The request ::
Return the listing below unchanged, minus its pictures.

Data listing ::
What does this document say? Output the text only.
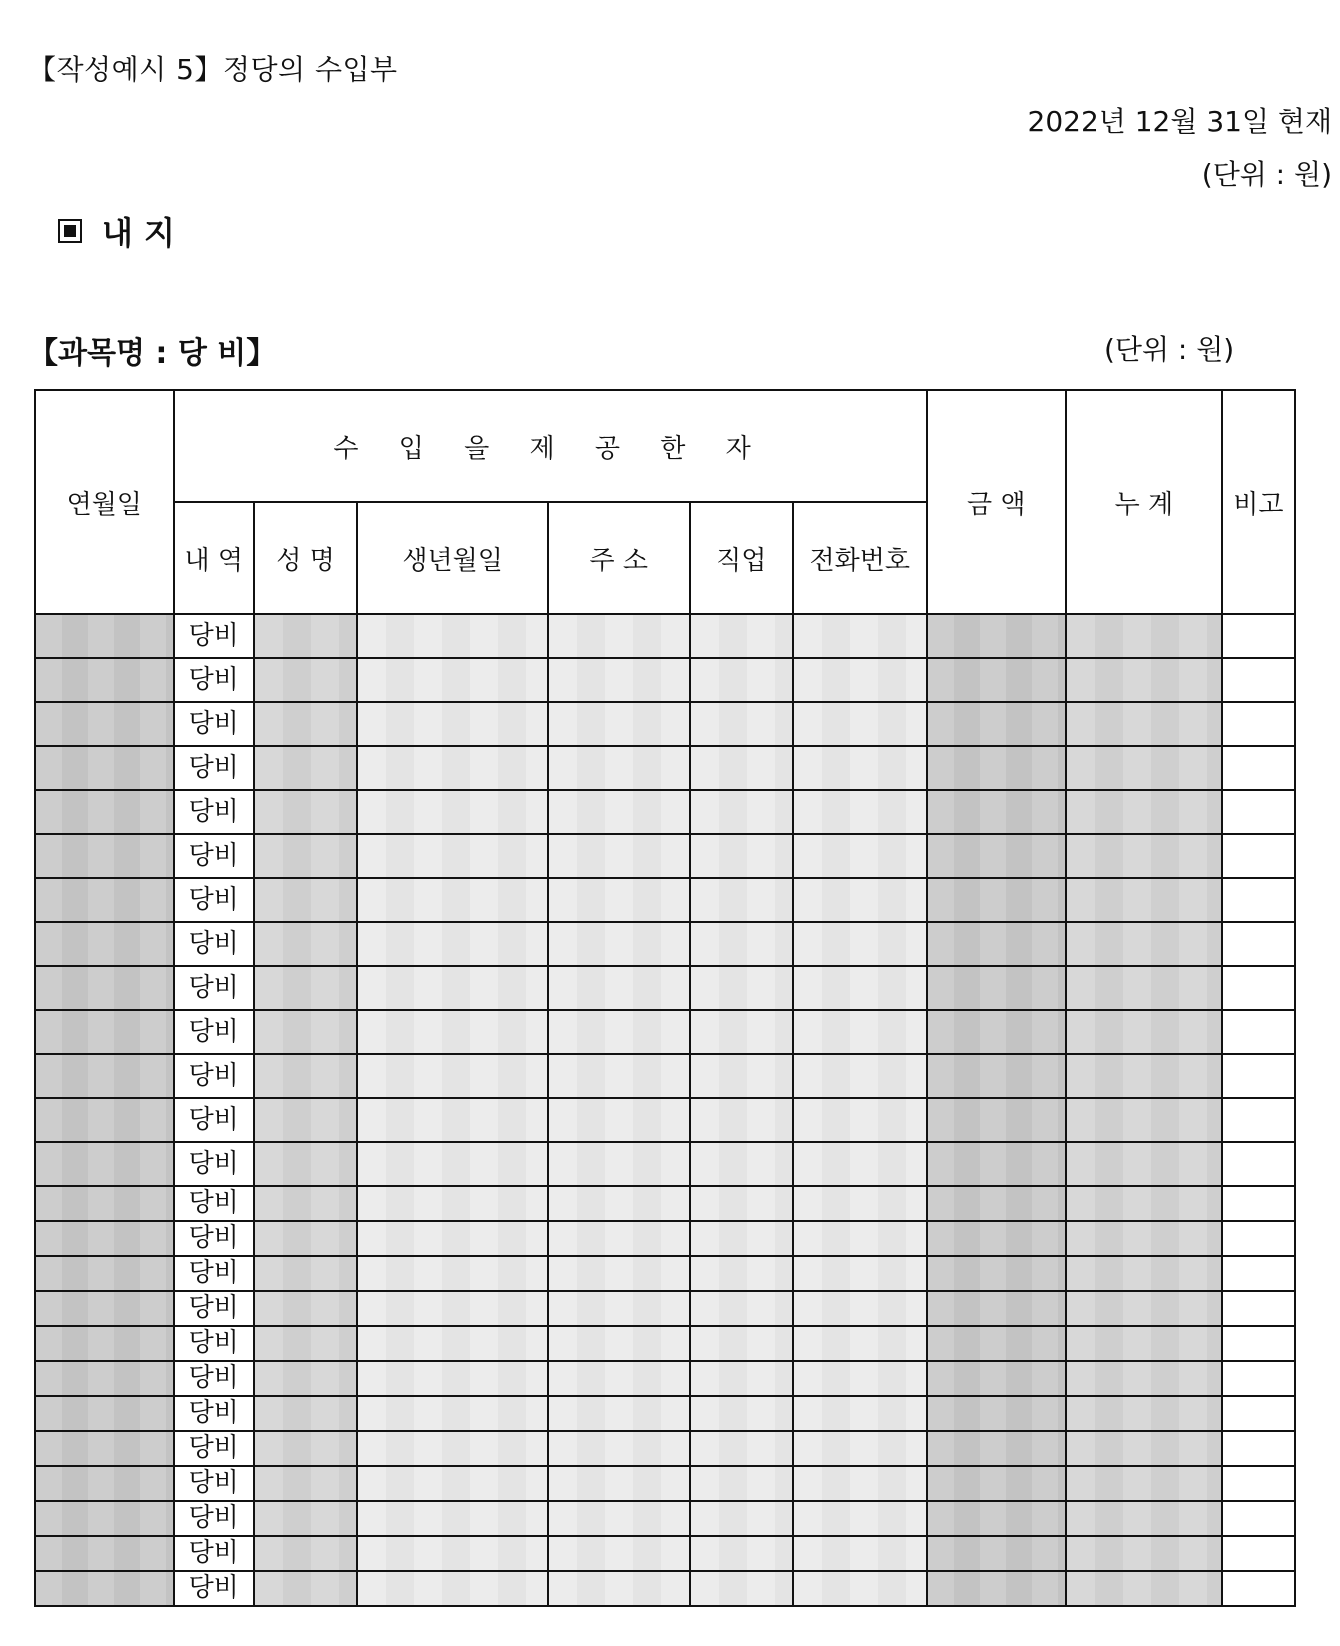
【작성예시 5】정당의 수입부
2022년 12월 31일 현재
(단위 : 원)
내 지
【과목명 : 당 비】	(단위 : 원)
연월일	수 입 을 제 공 한 자						금 액	누 계	비고
	내 역	성 명	생년월일	주 소	직업	전화번호			
	당비								
	당비								
	당비								
	당비								
	당비								
	당비								
	당비								
	당비								
	당비								
	당비								
	당비								
	당비								
	당비								
	당비								
	당비								
	당비								
	당비								
	당비								
	당비								
	당비								
	당비								
	당비								
	당비								
	당비								
	당비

Task solution ::
What does this document say? Output the text only.
【작성예시 5】정당의 수입부
2022년 12월 31일 현재
(단위 : 원)
내 지
【과목명 : 당 비】	(단위 : 원)
연월일	수 입 을 제 공 한 자						금 액	누 계	비고
	내 역	성 명	생년월일	주 소	직업	전화번호			
	당비								
	당비								
	당비								
	당비								
	당비								
	당비								
	당비								
	당비								
	당비								
	당비								
	당비								
	당비								
	당비								
	당비								
	당비								
	당비								
	당비								
	당비								
	당비								
	당비								
	당비								
	당비								
	당비								
	당비								
	당비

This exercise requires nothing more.